%%
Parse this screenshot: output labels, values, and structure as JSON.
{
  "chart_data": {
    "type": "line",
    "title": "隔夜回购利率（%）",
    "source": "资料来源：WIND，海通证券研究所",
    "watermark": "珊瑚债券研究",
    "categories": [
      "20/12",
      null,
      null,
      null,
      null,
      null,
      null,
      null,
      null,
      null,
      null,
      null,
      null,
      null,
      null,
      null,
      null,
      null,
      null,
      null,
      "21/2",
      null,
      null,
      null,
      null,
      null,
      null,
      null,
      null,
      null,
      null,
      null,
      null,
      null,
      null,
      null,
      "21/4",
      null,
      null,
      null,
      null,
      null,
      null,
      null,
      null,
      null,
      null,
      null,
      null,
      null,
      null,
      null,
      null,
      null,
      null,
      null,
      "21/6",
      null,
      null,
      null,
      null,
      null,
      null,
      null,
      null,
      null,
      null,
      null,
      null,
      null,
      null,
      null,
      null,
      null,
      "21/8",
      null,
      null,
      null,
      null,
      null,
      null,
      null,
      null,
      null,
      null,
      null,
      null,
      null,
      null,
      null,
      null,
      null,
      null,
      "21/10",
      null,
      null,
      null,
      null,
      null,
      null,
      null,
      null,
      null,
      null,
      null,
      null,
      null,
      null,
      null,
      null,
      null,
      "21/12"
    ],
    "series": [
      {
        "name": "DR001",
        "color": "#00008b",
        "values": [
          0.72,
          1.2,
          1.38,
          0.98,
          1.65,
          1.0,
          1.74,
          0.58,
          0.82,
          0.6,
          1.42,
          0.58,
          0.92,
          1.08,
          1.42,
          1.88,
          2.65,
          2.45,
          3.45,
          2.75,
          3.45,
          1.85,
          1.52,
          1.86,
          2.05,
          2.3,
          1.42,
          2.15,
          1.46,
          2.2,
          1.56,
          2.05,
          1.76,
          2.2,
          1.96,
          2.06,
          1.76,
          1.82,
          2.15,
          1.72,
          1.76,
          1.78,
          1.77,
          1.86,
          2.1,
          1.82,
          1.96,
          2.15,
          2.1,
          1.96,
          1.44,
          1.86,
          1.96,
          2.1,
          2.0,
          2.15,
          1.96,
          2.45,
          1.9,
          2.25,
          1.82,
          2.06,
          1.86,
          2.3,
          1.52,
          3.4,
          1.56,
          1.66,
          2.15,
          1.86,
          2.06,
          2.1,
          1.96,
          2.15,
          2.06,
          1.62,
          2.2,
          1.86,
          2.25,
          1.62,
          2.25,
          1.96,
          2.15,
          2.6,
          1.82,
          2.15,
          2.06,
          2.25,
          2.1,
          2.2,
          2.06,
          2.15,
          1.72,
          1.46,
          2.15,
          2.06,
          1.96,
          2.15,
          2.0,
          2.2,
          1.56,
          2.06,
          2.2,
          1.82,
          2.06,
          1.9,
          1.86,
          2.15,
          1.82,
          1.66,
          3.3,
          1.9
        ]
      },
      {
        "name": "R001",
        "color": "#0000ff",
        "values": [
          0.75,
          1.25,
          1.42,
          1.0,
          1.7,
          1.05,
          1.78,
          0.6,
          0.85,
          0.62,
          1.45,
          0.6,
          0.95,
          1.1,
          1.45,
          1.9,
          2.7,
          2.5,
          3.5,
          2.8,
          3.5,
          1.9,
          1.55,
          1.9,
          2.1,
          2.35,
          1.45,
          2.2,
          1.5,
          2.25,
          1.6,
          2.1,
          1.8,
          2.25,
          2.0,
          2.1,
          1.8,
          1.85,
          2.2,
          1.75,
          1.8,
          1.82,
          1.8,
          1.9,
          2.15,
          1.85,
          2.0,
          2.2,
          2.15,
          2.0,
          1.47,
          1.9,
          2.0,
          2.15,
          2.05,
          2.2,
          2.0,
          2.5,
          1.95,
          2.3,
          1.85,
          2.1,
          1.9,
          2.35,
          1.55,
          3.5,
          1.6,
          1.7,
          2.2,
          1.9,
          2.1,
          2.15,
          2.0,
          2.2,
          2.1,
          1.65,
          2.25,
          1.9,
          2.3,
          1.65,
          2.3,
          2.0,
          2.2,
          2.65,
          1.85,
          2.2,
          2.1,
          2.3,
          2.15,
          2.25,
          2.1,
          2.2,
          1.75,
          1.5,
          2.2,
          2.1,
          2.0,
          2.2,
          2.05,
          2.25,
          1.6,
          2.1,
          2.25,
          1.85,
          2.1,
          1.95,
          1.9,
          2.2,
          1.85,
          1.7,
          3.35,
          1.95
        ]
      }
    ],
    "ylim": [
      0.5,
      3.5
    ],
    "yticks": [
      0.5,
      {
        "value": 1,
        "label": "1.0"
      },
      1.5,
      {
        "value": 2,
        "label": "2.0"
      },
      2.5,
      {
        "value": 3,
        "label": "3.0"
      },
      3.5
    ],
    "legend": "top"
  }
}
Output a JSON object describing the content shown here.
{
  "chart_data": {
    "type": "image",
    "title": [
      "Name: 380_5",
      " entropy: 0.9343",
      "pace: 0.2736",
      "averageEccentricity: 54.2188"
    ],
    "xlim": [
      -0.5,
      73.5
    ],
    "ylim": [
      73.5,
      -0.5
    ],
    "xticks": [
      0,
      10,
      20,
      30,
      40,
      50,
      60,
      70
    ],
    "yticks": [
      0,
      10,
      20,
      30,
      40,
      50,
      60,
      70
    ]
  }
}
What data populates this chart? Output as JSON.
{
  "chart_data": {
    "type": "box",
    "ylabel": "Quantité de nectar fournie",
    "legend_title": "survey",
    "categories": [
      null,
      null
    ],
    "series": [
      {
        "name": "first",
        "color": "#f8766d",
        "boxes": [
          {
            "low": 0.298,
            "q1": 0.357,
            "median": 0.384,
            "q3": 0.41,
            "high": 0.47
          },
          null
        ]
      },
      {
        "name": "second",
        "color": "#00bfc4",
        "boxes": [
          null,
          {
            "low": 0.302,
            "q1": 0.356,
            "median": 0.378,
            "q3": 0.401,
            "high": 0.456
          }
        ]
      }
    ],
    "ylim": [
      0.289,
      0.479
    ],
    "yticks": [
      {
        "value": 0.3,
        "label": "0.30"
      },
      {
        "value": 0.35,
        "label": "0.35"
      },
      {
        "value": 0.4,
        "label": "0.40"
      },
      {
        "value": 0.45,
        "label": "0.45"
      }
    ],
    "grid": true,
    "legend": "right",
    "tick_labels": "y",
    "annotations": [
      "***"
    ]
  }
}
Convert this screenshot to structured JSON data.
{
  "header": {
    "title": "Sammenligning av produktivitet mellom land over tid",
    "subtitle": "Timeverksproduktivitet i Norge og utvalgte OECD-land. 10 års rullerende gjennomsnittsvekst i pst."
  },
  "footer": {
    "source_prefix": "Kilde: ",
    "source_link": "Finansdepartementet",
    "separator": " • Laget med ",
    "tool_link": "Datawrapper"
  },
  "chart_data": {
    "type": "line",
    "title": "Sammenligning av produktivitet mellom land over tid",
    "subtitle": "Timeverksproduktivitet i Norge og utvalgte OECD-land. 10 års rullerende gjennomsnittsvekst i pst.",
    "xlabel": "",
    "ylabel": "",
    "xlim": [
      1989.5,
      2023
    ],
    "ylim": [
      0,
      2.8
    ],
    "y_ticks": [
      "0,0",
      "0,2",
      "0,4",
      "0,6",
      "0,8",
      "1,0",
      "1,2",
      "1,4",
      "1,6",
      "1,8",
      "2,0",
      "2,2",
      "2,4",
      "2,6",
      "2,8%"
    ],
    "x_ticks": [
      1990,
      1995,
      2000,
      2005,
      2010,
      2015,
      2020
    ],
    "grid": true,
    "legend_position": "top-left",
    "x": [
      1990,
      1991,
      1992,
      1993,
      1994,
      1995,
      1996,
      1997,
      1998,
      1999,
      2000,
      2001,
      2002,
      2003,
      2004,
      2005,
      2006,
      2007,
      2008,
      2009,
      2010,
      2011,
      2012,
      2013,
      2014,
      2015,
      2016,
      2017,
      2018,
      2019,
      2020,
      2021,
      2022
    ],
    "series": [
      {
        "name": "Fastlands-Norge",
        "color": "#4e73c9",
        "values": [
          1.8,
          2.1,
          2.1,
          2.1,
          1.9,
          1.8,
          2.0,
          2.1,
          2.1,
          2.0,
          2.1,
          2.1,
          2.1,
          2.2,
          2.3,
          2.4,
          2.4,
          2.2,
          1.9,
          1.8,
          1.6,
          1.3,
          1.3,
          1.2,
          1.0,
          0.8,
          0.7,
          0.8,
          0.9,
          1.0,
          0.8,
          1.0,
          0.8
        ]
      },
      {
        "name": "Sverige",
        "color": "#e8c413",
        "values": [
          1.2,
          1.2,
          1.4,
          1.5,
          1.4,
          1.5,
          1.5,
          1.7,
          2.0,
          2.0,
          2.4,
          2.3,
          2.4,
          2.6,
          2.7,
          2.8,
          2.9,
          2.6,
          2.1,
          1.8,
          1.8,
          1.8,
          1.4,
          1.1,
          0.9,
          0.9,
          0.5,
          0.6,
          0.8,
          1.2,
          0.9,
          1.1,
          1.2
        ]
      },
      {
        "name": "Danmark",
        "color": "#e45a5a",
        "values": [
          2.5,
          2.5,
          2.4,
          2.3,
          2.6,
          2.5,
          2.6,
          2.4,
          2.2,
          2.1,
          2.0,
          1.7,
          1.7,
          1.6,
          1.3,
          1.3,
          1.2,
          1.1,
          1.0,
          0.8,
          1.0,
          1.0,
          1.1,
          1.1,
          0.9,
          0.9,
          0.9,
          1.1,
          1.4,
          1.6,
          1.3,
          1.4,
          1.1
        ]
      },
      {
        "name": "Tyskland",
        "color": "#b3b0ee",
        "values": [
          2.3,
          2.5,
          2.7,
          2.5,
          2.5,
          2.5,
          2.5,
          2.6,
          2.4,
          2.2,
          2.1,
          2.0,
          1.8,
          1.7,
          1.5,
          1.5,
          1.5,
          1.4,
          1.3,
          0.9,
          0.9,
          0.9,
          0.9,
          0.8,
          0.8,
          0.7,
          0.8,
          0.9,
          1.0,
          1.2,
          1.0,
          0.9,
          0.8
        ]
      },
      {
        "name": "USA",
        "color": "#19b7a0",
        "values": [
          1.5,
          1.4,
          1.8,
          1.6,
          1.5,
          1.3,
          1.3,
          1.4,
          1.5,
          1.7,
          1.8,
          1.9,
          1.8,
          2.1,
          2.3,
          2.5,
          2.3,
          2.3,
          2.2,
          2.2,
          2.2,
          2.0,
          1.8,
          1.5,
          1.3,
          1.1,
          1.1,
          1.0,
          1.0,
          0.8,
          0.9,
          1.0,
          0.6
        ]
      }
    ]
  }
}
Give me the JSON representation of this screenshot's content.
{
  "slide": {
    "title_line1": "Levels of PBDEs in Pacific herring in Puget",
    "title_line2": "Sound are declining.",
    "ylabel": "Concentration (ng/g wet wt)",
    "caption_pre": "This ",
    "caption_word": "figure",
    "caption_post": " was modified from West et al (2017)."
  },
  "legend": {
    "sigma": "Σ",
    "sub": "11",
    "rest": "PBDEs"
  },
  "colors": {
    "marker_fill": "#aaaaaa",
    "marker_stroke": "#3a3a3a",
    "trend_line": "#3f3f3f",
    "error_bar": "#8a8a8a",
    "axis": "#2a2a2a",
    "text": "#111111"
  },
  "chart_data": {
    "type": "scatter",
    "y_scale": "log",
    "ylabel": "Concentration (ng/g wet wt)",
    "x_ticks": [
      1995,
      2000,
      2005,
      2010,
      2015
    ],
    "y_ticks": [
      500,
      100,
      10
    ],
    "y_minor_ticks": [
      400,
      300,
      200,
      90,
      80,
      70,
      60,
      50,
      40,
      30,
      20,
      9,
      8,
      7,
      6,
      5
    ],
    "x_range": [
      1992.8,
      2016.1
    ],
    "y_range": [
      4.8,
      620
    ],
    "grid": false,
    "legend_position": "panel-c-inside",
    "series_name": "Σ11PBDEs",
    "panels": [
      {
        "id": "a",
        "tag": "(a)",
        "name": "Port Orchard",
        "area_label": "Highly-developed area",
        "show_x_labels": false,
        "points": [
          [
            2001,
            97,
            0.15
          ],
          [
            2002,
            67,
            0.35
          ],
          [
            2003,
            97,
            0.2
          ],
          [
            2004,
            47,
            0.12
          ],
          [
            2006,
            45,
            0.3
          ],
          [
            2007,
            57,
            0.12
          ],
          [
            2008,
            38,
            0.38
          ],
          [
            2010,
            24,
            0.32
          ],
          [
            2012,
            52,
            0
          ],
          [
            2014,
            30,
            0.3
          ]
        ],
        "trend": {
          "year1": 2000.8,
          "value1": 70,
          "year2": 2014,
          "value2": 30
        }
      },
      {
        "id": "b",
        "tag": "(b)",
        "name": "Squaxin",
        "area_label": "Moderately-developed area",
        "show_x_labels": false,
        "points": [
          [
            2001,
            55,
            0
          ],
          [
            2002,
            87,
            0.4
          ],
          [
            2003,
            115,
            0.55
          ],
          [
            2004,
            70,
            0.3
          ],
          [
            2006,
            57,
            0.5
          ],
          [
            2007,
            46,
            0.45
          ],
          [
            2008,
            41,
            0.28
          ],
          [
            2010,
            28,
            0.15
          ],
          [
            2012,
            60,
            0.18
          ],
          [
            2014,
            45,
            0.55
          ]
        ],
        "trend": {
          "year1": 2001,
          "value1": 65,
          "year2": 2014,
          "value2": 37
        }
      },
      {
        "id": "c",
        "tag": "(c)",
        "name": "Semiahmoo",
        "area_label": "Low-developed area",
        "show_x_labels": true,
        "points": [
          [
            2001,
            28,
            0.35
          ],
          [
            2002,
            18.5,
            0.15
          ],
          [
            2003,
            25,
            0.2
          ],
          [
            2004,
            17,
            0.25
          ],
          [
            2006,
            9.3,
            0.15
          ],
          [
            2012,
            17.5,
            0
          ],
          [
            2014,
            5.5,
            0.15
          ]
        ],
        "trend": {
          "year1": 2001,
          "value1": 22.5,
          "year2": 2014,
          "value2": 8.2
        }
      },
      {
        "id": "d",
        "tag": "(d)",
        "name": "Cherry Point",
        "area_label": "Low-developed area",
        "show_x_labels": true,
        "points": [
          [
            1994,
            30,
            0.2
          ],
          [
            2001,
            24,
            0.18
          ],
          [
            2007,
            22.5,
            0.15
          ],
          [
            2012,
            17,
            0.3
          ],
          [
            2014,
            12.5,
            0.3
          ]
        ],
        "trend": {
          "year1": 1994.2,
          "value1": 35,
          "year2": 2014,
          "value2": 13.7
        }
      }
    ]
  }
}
%%
■ WHAT THE EXERCISE ASKS
Filter the data for the string "OECD" and copy every line that has it.

■ EXERCISE SOLUTION
    "subtitle": "Timeverksproduktivitet i Norge og utvalgte OECD-land. 10 års rullerende gjennomsnittsvekst i pst."
    "subtitle": "Timeverksproduktivitet i Norge og utvalgte OECD-land. 10 års rullerende gjennomsnittsvekst i pst.",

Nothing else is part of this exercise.